### Given request
In the entries below, find the lines with the word "title" and copy them.

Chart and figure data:
▬▬▬▬▬▬▬▬▬▬

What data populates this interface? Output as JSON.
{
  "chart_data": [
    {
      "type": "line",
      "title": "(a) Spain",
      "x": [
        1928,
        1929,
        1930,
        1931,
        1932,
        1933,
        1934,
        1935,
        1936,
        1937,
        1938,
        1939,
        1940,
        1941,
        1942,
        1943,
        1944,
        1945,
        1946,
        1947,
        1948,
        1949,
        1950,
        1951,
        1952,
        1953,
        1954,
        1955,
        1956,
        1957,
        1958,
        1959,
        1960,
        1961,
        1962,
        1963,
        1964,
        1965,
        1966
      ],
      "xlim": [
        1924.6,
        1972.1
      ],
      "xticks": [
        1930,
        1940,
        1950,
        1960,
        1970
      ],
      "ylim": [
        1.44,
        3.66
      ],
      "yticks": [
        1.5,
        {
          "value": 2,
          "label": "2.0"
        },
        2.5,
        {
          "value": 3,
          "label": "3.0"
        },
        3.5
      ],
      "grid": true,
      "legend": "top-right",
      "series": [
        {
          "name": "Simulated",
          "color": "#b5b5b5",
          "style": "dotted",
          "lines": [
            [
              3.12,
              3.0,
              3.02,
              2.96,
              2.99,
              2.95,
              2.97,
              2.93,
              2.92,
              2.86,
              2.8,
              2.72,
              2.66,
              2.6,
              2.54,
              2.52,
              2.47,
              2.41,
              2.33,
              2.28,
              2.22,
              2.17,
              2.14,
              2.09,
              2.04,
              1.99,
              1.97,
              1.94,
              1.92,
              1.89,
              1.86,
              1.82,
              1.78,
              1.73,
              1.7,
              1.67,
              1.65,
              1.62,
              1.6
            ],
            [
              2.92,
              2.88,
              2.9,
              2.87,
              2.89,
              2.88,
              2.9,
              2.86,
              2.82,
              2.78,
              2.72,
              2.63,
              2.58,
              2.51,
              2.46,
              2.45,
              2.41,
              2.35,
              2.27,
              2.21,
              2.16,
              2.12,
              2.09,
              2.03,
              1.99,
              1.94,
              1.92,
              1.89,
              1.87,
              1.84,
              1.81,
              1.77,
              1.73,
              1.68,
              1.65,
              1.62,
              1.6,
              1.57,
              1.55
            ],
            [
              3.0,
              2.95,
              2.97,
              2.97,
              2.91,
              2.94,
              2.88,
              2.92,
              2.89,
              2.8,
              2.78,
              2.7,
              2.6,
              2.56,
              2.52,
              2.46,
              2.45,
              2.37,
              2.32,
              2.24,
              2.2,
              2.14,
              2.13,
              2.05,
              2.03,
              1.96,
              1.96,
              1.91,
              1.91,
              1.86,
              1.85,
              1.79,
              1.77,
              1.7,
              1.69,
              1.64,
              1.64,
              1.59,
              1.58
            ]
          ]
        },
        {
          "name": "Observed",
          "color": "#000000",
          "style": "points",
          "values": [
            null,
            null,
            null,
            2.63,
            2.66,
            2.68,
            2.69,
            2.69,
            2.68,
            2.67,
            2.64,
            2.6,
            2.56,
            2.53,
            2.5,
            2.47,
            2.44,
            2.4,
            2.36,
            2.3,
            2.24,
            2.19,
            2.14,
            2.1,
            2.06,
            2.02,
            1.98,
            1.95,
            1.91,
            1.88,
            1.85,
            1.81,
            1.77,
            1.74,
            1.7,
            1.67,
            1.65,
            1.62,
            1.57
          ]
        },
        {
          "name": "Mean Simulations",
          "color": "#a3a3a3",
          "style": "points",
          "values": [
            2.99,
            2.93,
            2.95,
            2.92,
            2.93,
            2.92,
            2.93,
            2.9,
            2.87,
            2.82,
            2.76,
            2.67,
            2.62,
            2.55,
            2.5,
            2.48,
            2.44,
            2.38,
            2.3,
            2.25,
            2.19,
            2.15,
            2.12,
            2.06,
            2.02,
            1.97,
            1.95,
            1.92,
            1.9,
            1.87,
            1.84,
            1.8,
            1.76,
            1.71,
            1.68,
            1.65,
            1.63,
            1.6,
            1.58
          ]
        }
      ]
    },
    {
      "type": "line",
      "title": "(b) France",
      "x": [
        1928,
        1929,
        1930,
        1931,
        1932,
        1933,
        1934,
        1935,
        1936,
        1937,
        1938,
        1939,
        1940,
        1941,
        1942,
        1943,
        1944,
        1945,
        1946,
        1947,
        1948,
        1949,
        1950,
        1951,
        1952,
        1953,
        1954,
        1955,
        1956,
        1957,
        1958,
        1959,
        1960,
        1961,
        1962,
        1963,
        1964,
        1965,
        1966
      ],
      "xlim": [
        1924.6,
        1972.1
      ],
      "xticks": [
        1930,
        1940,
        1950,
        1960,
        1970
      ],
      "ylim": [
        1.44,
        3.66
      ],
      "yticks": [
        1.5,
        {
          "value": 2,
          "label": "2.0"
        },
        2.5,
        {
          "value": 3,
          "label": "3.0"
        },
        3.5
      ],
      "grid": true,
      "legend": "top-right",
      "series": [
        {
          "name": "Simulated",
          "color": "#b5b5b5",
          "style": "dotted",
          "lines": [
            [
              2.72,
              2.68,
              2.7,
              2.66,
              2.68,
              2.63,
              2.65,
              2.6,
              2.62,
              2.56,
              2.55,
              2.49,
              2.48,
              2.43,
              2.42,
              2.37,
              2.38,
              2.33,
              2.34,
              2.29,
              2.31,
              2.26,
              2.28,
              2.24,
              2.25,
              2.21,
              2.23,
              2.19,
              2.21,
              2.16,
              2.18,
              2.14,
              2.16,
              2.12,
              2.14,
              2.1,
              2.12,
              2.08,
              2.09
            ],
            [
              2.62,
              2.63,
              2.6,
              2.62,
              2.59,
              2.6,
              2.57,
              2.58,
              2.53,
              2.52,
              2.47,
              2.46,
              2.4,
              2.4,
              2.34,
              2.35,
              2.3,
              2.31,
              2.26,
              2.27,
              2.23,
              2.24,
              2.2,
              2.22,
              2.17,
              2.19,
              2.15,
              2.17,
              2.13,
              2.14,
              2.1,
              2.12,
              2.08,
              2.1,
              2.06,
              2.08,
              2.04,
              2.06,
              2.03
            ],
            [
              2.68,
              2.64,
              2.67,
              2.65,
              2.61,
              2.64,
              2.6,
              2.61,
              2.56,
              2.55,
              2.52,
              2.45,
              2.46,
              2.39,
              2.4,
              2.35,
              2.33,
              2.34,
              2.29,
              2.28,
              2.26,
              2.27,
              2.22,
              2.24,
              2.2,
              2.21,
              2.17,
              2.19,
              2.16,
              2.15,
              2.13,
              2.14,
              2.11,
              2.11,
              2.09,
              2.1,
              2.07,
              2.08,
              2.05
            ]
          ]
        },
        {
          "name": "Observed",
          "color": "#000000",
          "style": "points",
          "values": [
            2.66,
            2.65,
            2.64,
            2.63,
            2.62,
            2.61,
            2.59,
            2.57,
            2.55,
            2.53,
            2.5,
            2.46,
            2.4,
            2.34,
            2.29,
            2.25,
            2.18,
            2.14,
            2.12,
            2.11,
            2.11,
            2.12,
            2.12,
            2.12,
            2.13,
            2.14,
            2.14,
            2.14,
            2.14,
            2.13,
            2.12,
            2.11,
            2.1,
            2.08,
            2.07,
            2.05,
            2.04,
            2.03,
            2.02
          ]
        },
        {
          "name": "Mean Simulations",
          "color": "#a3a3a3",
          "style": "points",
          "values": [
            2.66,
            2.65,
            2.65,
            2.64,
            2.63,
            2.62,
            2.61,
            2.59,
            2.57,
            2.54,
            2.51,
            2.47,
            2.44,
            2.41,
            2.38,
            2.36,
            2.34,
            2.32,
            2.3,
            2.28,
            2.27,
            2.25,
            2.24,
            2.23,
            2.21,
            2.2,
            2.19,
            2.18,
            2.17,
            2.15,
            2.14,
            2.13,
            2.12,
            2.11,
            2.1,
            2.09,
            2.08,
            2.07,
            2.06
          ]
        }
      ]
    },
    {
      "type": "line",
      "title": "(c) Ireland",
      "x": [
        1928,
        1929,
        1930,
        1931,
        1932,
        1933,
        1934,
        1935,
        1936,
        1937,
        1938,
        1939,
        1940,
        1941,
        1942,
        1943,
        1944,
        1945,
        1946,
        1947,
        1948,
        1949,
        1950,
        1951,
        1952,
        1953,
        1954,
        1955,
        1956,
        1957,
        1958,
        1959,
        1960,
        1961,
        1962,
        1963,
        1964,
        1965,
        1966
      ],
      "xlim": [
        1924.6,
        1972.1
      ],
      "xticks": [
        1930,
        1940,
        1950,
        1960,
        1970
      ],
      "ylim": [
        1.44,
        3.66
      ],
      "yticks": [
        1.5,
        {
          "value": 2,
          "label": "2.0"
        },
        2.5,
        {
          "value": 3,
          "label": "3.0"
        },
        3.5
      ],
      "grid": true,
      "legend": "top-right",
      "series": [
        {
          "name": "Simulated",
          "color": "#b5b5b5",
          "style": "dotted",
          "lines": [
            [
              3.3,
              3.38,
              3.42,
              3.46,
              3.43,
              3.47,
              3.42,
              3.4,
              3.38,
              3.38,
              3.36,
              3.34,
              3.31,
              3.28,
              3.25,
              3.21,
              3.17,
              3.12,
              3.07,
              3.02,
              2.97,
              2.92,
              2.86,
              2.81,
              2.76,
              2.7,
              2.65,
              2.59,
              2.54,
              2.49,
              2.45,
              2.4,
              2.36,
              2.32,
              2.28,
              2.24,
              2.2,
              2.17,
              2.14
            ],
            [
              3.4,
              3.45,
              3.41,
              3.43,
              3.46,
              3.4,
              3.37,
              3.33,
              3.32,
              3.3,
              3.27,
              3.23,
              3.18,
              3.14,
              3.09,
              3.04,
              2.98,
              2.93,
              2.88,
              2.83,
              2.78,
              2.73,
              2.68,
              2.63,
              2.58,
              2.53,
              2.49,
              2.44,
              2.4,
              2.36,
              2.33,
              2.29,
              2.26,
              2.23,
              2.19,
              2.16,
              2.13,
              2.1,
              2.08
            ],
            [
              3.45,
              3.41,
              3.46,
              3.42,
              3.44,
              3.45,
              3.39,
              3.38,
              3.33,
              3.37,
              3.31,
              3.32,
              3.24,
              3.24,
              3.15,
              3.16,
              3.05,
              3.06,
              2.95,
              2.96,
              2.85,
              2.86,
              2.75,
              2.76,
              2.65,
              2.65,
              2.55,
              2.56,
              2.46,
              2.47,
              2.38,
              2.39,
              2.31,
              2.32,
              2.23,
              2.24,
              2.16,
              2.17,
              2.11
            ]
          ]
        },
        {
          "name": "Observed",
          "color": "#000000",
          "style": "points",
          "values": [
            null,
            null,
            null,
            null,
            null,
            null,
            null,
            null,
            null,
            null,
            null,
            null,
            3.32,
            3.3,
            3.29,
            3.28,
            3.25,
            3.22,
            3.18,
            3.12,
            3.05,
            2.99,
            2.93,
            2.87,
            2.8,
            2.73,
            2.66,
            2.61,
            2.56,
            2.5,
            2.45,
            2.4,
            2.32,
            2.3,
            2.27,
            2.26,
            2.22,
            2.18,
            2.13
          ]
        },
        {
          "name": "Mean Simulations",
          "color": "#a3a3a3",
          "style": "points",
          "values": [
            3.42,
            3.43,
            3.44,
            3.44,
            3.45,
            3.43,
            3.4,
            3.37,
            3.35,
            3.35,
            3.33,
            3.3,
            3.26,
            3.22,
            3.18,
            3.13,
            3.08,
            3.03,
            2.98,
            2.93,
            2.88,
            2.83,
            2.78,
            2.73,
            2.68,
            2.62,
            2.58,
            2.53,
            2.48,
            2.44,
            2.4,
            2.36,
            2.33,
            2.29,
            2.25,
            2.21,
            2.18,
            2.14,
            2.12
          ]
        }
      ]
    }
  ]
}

▬▬▬▬▬▬▬▬▬▬

### Final result
      "title": "(a) Spain",
      "title": "(b) France",
      "title": "(c) Ireland",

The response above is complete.